## WHAT YOU SHOULD DO
How many of these lines hold the string "placeholder"? Answer with the number only.

Stored entries:
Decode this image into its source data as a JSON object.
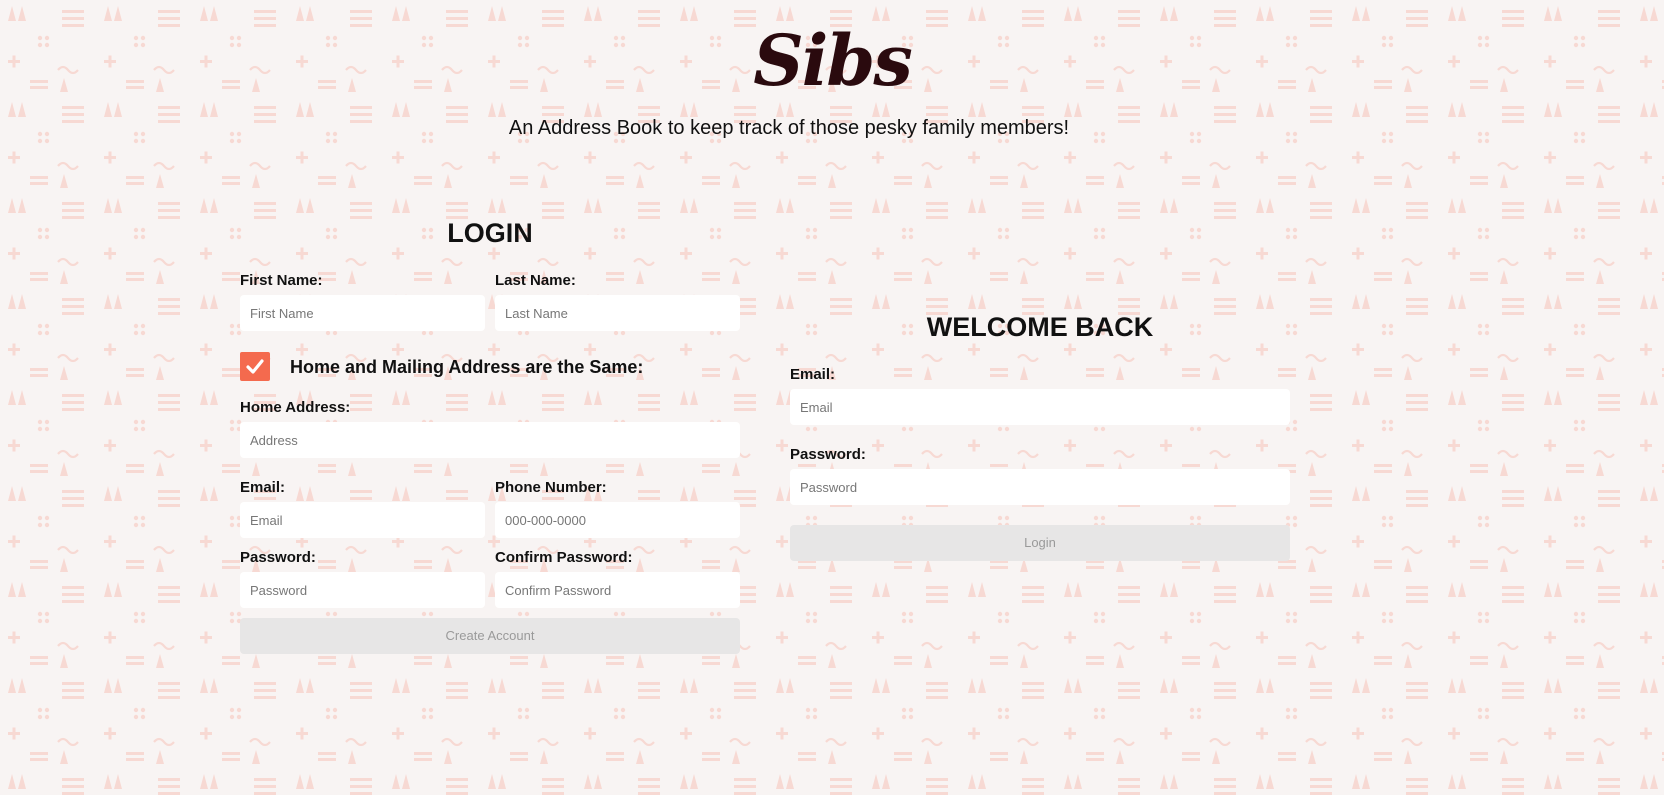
{
  "app": {
    "logo": "Sibs",
    "tagline": "An Address Book to keep track of those pesky family members!"
  },
  "signup": {
    "title": "LOGIN",
    "first_name": {
      "label": "First Name:",
      "placeholder": "First Name"
    },
    "last_name": {
      "label": "Last Name:",
      "placeholder": "Last Name"
    },
    "same_address": {
      "label": "Home and Mailing Address are the Same:",
      "checked": true
    },
    "home_address": {
      "label": "Home Address:",
      "placeholder": "Address"
    },
    "email": {
      "label": "Email:",
      "placeholder": "Email"
    },
    "phone": {
      "label": "Phone Number:",
      "placeholder": "000-000-0000"
    },
    "password": {
      "label": "Password:",
      "placeholder": "Password"
    },
    "confirm_password": {
      "label": "Confirm Password:",
      "placeholder": "Confirm Password"
    },
    "submit_label": "Create Account"
  },
  "login": {
    "title": "WELCOME BACK",
    "email": {
      "label": "Email:",
      "placeholder": "Email"
    },
    "password": {
      "label": "Password:",
      "placeholder": "Password"
    },
    "submit_label": "Login"
  },
  "colors": {
    "background": "#f8f4f3",
    "pattern": "#f7d9d3",
    "accent": "#f46a4e",
    "logo": "#2a0a0e",
    "button_bg": "#e7e6e6",
    "button_text": "#9a9a9a"
  },
  "icons": {
    "checkbox": "checkmark-icon"
  }
}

## RESULT
9